= Data excerpts =

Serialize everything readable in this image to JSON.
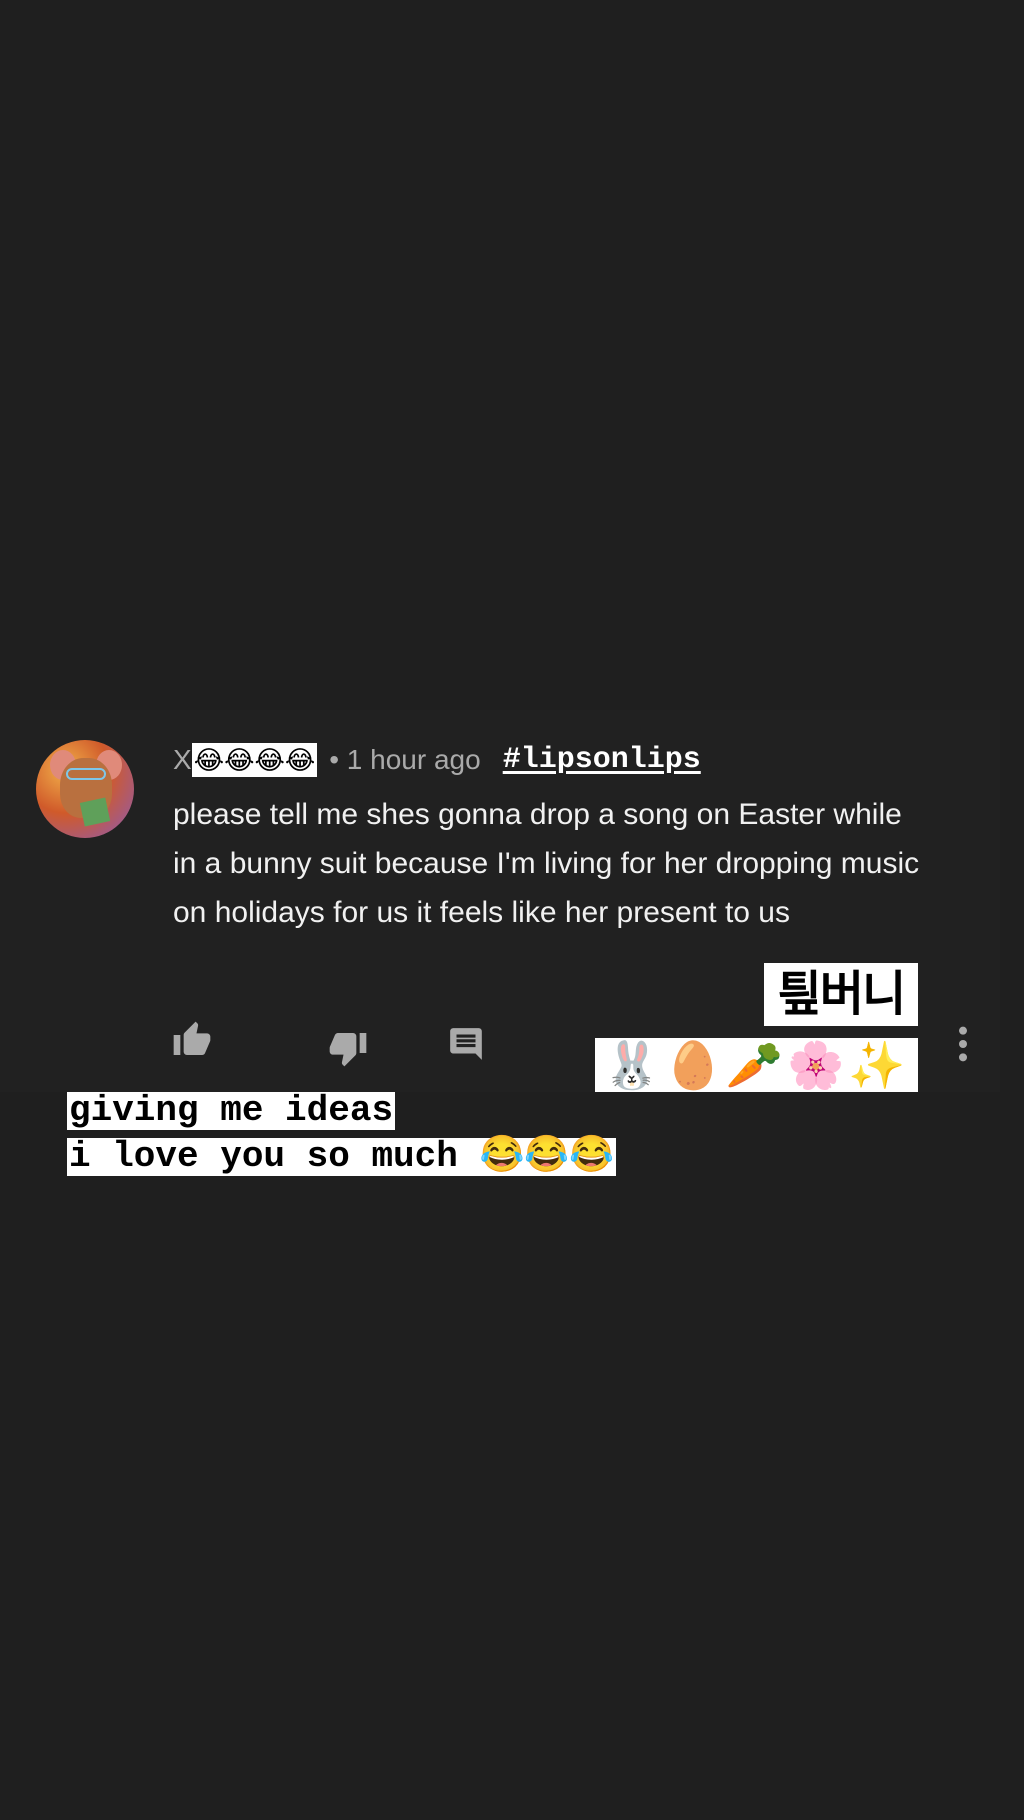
{
  "comment": {
    "username": "X",
    "username_sticker": "😂😂😂😂",
    "time": "• 1 hour ago",
    "hashtag": "#lipsonlips",
    "text": "please tell me shes gonna drop a song on Easter while in a bunny suit because I'm living for her dropping music on holidays for us it feels like her present to us"
  },
  "actions": {
    "like_icon": "thumbs-up-icon",
    "dislike_icon": "thumbs-down-icon",
    "reply_icon": "comment-icon",
    "more_icon": "more-vertical-icon"
  },
  "stickers": {
    "korean": "틮버니",
    "emoji": "🐰🥚🥕🌸✨"
  },
  "captions": {
    "line1": "giving me ideas",
    "line2": "i love you so much 😂😂😂"
  },
  "colors": {
    "background": "#1f1f1f",
    "card": "#212121",
    "icon_gray": "#aaaaaa",
    "text": "#f1f1f1"
  }
}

= Problem details =
Collect, from the material above, every line containing the word "text".

= Expected answer =
    "text": "please tell me shes gonna drop a song on Easter while in a bunny suit because I'm living for her dropping music on holidays for us it feels like her present to us"
    "text": "#f1f1f1"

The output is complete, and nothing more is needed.